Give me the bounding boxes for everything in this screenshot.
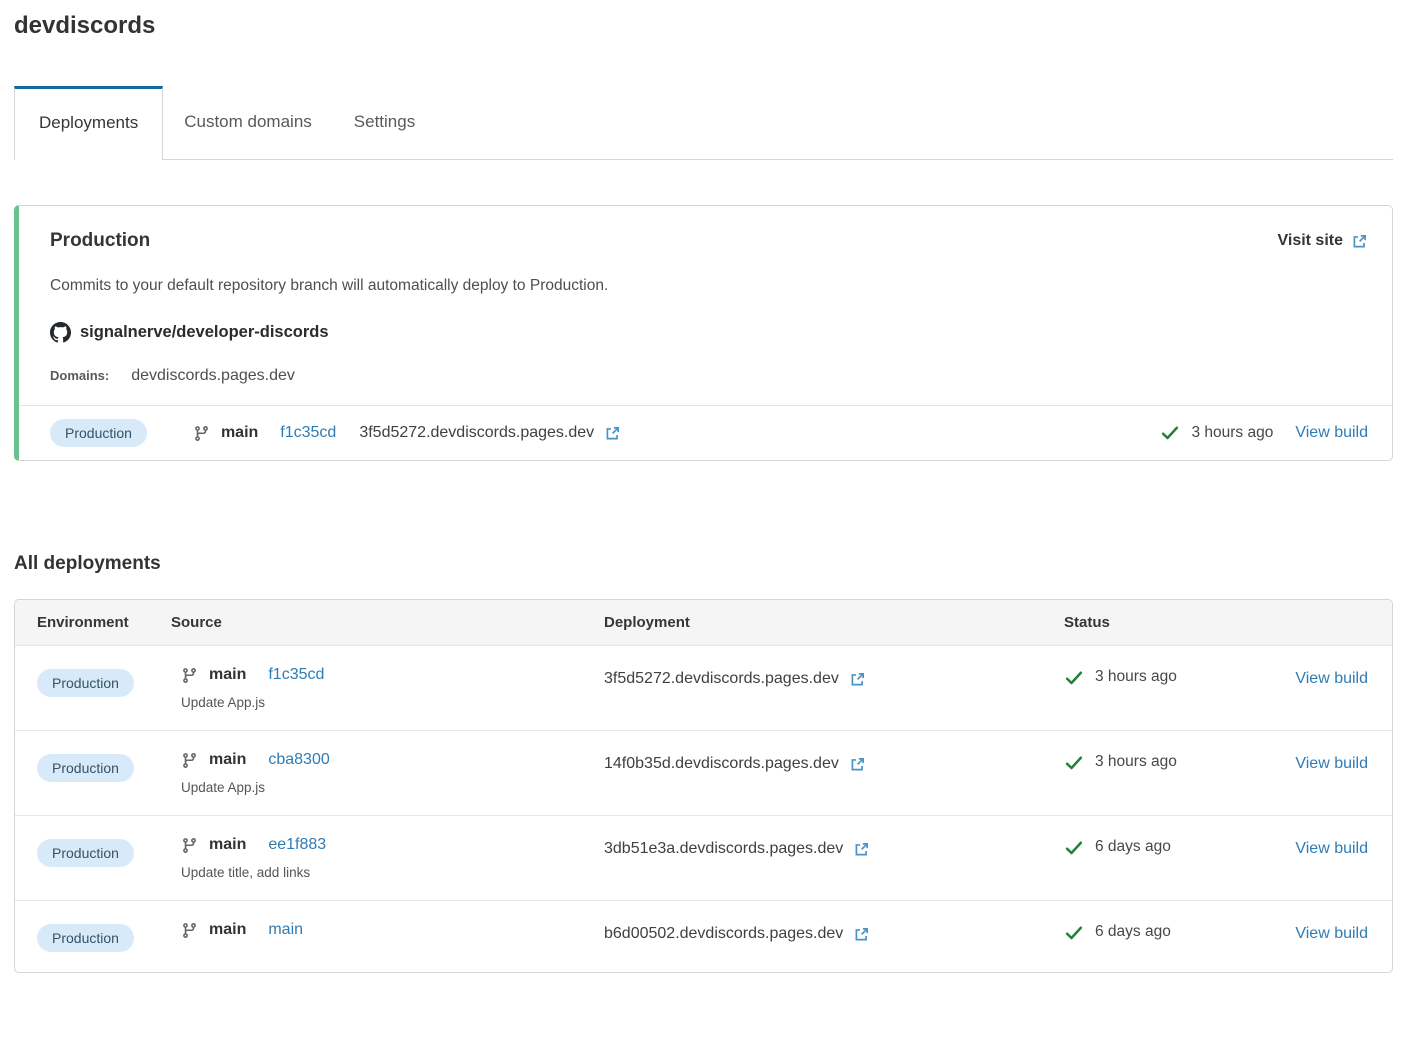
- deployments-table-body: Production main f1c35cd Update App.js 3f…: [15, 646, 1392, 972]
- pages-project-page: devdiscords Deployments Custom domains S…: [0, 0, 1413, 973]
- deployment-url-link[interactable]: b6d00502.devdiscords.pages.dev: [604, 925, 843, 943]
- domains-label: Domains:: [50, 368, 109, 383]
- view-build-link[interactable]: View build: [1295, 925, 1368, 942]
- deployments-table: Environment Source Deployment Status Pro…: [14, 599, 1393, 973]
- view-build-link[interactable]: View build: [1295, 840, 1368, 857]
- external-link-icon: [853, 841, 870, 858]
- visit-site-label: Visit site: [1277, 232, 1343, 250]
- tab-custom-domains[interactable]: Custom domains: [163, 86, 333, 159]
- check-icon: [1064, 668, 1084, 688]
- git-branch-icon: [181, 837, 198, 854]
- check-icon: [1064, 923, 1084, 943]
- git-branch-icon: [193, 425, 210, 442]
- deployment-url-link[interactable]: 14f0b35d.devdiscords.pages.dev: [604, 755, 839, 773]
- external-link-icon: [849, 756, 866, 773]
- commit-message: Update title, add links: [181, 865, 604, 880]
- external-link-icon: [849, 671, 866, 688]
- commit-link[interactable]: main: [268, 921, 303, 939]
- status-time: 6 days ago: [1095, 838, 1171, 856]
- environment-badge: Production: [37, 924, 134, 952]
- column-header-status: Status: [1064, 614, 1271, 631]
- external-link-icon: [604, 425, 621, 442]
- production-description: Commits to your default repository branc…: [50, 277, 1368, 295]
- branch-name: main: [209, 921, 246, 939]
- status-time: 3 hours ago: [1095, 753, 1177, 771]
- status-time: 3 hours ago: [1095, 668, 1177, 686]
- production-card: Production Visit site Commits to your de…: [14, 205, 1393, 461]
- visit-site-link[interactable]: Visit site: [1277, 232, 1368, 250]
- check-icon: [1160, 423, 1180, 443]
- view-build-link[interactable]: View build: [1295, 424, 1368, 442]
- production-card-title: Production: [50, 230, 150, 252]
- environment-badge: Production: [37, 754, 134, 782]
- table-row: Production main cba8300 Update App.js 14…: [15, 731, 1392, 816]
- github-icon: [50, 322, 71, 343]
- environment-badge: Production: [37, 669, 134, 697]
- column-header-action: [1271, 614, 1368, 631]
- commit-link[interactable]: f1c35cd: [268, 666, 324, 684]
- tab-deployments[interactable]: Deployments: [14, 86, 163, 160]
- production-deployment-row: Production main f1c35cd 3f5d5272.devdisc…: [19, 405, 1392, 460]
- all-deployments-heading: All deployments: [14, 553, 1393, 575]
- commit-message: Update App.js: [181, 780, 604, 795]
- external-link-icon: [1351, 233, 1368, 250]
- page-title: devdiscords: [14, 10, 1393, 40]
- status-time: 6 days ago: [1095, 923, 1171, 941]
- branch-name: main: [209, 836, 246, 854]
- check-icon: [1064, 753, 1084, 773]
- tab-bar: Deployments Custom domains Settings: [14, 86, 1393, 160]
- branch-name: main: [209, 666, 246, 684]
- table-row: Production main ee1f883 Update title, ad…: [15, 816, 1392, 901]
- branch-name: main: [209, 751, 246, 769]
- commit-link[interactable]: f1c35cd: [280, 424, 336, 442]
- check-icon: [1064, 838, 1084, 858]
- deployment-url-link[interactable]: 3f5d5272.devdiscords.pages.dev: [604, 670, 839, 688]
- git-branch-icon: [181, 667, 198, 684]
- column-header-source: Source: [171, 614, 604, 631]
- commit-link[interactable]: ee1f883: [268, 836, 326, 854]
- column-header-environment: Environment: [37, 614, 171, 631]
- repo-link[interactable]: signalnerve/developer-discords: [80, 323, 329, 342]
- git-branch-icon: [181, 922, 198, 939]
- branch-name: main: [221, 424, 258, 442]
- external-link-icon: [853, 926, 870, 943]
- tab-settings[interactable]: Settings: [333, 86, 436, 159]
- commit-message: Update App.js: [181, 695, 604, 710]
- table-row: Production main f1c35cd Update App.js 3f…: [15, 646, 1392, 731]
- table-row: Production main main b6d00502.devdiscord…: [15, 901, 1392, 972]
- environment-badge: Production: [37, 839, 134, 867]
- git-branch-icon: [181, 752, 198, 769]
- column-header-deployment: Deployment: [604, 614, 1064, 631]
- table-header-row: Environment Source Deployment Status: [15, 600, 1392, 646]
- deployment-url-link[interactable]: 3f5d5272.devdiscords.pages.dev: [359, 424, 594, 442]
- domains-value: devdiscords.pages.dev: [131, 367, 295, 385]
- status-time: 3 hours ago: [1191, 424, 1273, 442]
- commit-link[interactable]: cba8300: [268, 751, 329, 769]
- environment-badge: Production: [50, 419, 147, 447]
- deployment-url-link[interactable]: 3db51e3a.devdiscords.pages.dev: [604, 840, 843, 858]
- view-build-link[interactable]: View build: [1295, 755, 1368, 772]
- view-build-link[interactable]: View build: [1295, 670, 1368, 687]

★ ★ ★ ★

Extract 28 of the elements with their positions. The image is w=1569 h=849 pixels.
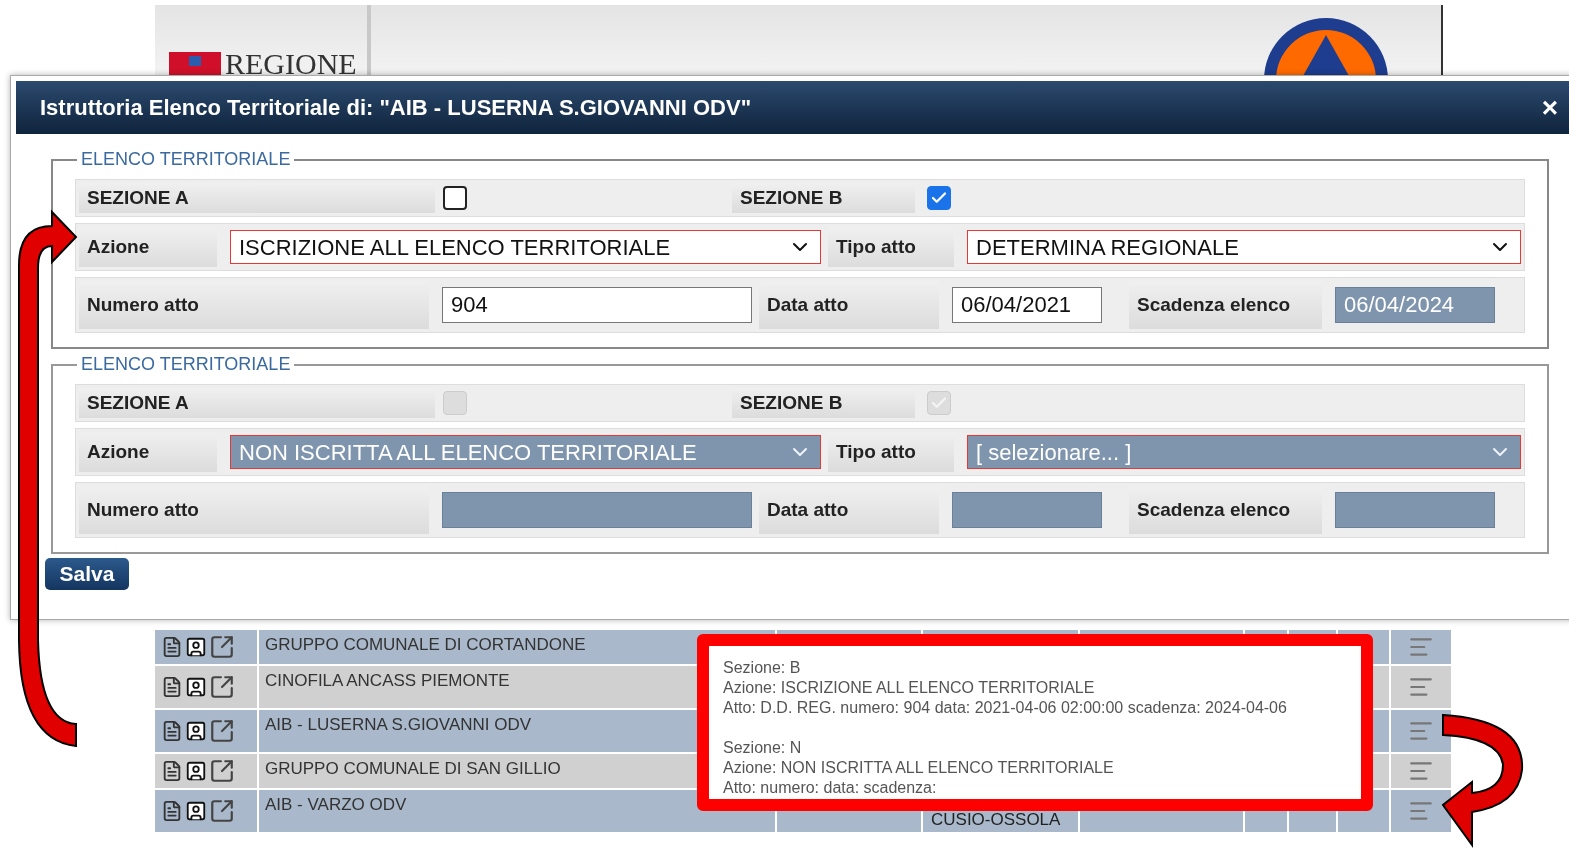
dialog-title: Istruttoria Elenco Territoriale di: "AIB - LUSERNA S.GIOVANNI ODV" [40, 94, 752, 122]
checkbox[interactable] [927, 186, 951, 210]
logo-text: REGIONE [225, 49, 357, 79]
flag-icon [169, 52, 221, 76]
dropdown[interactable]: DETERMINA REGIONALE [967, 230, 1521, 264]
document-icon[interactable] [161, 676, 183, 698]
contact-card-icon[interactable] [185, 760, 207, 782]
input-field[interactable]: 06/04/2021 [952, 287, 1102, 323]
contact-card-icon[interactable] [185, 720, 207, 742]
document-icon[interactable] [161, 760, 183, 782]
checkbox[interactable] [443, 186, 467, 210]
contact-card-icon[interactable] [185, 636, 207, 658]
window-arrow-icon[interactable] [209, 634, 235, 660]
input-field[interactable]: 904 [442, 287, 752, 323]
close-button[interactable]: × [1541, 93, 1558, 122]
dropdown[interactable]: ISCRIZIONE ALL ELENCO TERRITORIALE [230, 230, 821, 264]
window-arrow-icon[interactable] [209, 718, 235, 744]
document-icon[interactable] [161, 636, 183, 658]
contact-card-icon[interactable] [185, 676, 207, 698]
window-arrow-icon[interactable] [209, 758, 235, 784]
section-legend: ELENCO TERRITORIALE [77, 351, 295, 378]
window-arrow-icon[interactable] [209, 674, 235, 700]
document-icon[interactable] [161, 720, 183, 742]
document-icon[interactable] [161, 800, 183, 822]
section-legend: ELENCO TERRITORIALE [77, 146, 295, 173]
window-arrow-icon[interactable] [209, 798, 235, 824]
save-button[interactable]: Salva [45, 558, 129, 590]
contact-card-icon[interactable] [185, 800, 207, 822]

★ ★ ★ ★

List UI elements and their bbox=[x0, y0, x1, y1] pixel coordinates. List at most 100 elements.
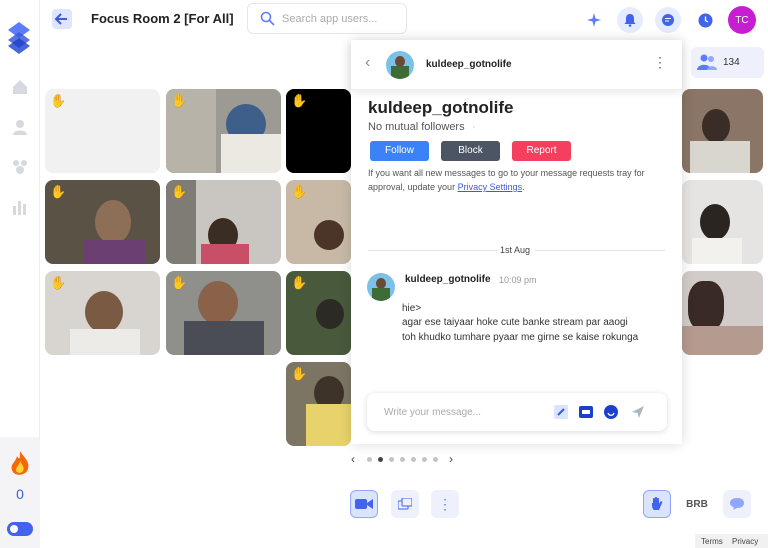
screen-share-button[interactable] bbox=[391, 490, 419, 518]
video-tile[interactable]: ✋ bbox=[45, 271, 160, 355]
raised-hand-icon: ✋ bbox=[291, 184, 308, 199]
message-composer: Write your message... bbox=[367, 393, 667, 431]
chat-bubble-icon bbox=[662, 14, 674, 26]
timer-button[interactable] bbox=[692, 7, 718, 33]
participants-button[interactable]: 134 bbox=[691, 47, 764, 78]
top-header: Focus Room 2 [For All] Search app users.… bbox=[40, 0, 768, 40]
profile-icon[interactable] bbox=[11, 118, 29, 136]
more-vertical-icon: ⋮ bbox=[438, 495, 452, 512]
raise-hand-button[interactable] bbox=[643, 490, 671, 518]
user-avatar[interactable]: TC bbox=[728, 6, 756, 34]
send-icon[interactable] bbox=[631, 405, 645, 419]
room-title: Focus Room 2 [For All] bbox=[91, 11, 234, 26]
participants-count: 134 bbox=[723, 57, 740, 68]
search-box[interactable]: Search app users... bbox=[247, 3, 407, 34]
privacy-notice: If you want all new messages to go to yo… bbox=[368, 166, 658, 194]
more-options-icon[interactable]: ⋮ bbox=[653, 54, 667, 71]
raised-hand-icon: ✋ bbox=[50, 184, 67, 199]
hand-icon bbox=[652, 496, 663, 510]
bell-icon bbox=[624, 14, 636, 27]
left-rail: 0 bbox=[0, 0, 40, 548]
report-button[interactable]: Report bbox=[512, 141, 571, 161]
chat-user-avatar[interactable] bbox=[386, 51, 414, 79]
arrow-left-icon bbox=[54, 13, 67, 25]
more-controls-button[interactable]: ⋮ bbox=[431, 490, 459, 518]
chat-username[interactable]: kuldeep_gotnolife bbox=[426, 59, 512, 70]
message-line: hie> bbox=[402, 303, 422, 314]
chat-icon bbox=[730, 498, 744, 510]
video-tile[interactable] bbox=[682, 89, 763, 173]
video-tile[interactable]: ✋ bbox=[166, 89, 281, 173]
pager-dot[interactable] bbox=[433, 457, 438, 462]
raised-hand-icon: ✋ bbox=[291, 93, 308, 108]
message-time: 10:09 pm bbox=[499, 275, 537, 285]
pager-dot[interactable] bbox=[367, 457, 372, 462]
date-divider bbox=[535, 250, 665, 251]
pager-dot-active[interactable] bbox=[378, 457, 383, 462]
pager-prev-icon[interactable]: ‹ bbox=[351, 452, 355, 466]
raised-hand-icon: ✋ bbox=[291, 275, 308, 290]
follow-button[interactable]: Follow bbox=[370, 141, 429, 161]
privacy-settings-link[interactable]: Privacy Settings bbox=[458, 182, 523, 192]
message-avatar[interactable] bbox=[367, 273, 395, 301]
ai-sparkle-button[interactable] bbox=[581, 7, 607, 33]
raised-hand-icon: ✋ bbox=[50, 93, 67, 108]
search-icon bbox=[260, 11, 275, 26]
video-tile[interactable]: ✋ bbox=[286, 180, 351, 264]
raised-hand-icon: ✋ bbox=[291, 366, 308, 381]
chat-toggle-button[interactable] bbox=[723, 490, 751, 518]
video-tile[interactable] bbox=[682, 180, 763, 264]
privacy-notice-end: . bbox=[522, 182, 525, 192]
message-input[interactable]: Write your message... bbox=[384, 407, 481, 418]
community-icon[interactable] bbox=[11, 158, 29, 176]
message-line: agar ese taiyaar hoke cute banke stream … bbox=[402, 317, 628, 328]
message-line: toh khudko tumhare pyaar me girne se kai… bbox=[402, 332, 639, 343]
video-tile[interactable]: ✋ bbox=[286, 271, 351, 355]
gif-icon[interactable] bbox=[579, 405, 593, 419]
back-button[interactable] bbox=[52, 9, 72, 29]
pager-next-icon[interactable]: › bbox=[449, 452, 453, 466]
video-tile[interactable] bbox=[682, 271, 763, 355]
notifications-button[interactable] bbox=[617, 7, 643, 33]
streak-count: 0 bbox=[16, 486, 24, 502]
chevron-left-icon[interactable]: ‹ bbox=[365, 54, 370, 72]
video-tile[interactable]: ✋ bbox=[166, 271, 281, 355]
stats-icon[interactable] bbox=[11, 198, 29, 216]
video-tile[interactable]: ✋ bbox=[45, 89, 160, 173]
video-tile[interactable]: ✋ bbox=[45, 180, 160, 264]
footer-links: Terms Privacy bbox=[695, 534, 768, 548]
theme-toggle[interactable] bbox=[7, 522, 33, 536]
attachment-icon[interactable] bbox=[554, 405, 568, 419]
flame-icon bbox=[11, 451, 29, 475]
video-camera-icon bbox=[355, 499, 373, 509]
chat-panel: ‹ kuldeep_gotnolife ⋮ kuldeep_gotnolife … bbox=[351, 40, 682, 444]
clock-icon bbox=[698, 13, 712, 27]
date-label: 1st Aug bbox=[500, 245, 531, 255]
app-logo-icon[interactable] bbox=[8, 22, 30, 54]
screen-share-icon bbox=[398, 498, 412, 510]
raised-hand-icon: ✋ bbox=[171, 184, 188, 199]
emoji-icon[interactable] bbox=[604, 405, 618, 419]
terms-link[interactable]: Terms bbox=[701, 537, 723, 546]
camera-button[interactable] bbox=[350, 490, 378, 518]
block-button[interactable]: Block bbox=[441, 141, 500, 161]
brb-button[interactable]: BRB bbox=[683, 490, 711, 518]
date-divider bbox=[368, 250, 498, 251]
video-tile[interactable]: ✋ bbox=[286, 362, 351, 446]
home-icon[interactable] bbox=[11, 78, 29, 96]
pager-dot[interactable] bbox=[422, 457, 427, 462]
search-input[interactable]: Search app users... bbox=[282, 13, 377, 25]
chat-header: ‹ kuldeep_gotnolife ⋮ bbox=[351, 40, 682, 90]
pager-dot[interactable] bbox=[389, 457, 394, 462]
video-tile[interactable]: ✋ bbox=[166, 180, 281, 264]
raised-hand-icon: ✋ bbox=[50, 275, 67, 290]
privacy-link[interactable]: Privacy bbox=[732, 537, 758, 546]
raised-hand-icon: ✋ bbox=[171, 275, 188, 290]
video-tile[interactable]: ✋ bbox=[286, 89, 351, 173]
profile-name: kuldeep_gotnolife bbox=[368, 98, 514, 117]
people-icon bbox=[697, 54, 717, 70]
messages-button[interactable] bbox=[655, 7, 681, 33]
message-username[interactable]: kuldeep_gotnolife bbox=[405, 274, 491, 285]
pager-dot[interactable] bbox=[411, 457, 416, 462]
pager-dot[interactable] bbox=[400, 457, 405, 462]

★ ★ ★ ★

▶ **Goal**
Convert everything above from the line containing "Extract 28 of" down to the line containing "contact-card-icon[interactable] [185, 800, 207, 822]", both included, into a numbered list. Leave out blank lines and the pictures.

▶ **Task solution**
1. Extract 28 of the elements with their positions. The image is w=1569 h=849 pixels.
2. dialog-title: Istruttoria Elenco Territoriale di: "AIB - LUSERNA S.GIOVANNI ODV" [40, 94, 752, 122]
3. checkbox[interactable] [927, 186, 951, 210]
4. logo-text: REGIONE [225, 49, 357, 79]
5. flag-icon [169, 52, 221, 76]
6. dropdown[interactable]: DETERMINA REGIONALE [967, 230, 1521, 264]
7. document-icon[interactable] [161, 676, 183, 698]
8. contact-card-icon[interactable] [185, 760, 207, 782]
9. input-field[interactable]: 06/04/2021 [952, 287, 1102, 323]
10. contact-card-icon[interactable] [185, 720, 207, 742]
11. document-icon[interactable] [161, 760, 183, 782]
12. checkbox[interactable] [443, 186, 467, 210]
13. contact-card-icon[interactable] [185, 636, 207, 658]
14. window-arrow-icon[interactable] [209, 634, 235, 660]
15. input-field[interactable]: 904 [442, 287, 752, 323]
16. close-button[interactable]: × [1541, 93, 1558, 122]
17. dropdown[interactable]: ISCRIZIONE ALL ELENCO TERRITORIALE [230, 230, 821, 264]
18. window-arrow-icon[interactable] [209, 718, 235, 744]
19. document-icon[interactable] [161, 636, 183, 658]
20. contact-card-icon[interactable] [185, 676, 207, 698]
21. window-arrow-icon[interactable] [209, 758, 235, 784]
22. section-legend: ELENCO TERRITORIALE [77, 351, 295, 378]
23. window-arrow-icon[interactable] [209, 674, 235, 700]
24. document-icon[interactable] [161, 720, 183, 742]
25. document-icon[interactable] [161, 800, 183, 822]
26. section-legend: ELENCO TERRITORIALE [77, 146, 295, 173]
27. window-arrow-icon[interactable] [209, 798, 235, 824]
28. save-button[interactable]: Salva [45, 558, 129, 590]
29. contact-card-icon[interactable] [185, 800, 207, 822]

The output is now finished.